**Goal**
Copy out the items below verbatim, starting at the first line and ending at the line that contains "new-tab-icon[interactable]: + <box>535", with both of those lines included.

|---|

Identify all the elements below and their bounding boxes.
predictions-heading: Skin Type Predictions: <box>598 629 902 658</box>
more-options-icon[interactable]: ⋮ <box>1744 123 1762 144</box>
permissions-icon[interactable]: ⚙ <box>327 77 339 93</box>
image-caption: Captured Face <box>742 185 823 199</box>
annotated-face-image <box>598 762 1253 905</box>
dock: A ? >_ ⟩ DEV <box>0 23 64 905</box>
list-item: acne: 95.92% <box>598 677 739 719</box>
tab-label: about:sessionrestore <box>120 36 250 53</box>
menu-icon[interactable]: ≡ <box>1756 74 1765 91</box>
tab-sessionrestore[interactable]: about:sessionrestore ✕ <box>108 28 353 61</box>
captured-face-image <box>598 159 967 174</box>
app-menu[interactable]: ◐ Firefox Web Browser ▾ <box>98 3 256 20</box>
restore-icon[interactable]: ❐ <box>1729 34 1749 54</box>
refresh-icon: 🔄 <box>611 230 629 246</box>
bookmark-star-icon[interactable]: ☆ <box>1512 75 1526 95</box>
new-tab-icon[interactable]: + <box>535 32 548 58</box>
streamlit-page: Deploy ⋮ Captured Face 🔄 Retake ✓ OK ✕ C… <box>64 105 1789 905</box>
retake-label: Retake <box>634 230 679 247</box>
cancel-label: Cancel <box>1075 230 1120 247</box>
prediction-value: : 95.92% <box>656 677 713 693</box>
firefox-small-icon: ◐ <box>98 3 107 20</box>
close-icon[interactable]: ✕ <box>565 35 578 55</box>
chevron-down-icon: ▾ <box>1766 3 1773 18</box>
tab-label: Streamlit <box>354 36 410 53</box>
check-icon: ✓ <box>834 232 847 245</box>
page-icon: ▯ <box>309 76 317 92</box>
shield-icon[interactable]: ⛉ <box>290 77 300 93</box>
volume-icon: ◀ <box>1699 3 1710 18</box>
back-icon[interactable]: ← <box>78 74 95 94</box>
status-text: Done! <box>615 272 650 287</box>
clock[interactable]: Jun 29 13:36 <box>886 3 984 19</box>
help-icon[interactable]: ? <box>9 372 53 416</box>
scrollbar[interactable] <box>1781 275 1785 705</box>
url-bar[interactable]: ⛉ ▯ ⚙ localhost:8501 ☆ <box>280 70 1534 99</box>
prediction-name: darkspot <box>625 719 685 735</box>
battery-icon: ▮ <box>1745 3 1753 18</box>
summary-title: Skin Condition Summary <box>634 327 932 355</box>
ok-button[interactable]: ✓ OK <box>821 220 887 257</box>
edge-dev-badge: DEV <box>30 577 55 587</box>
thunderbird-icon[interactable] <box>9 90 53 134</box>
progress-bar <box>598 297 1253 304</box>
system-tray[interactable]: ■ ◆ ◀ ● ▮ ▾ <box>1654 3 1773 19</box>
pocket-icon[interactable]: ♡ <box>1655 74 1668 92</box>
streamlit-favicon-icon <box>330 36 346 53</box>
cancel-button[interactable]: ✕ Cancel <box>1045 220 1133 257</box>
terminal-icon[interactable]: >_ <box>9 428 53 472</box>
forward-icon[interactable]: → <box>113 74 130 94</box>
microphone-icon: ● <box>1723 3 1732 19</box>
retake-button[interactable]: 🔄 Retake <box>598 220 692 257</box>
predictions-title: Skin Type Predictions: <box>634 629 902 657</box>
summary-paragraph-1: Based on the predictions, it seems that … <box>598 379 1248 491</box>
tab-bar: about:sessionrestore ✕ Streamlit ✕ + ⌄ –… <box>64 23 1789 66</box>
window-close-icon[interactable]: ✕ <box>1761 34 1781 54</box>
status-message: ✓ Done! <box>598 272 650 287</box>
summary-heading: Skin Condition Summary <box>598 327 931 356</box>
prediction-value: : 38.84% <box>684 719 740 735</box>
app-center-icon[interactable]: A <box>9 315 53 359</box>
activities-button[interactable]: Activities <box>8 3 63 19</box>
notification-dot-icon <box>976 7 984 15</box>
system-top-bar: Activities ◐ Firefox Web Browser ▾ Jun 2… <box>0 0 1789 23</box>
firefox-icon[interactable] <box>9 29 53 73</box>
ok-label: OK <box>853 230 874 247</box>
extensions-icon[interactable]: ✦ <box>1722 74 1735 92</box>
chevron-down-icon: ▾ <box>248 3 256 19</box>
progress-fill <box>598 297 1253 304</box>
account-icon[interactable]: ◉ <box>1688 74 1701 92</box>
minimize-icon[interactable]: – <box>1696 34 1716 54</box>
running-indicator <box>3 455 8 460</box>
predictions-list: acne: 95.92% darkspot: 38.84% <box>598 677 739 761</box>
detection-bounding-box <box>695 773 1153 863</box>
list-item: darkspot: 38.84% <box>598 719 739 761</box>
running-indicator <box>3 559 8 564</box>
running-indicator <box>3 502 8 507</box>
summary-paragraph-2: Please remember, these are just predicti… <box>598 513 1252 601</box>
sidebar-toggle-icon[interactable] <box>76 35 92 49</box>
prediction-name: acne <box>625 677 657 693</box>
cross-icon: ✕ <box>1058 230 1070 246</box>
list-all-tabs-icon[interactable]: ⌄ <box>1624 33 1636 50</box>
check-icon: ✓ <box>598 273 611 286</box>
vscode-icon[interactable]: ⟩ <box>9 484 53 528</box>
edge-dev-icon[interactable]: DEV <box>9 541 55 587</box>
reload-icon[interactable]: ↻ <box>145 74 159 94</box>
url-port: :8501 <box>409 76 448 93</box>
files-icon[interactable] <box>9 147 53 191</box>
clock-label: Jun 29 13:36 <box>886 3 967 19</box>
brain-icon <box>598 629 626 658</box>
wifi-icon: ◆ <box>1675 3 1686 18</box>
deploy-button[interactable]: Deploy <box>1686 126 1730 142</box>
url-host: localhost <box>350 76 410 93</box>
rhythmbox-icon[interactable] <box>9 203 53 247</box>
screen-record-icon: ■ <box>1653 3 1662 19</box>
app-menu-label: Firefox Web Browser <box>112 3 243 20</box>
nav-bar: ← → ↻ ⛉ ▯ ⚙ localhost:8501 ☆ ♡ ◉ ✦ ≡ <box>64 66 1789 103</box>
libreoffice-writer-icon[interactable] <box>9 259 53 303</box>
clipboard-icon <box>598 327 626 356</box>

|---|

**Written response**
Identify all the elements below and their bounding boxes.
predictions-heading: Skin Type Predictions: <box>598 629 902 658</box>
more-options-icon[interactable]: ⋮ <box>1744 123 1762 144</box>
permissions-icon[interactable]: ⚙ <box>327 77 339 93</box>
image-caption: Captured Face <box>742 185 823 199</box>
annotated-face-image <box>598 762 1253 905</box>
dock: A ? >_ ⟩ DEV <box>0 23 64 905</box>
list-item: acne: 95.92% <box>598 677 739 719</box>
tab-label: about:sessionrestore <box>120 36 250 53</box>
menu-icon[interactable]: ≡ <box>1756 74 1765 91</box>
tab-sessionrestore[interactable]: about:sessionrestore ✕ <box>108 28 353 61</box>
captured-face-image <box>598 159 967 174</box>
app-menu[interactable]: ◐ Firefox Web Browser ▾ <box>98 3 256 20</box>
restore-icon[interactable]: ❐ <box>1729 34 1749 54</box>
refresh-icon: 🔄 <box>611 230 629 246</box>
bookmark-star-icon[interactable]: ☆ <box>1512 75 1526 95</box>
new-tab-icon[interactable]: + <box>535 32 548 58</box>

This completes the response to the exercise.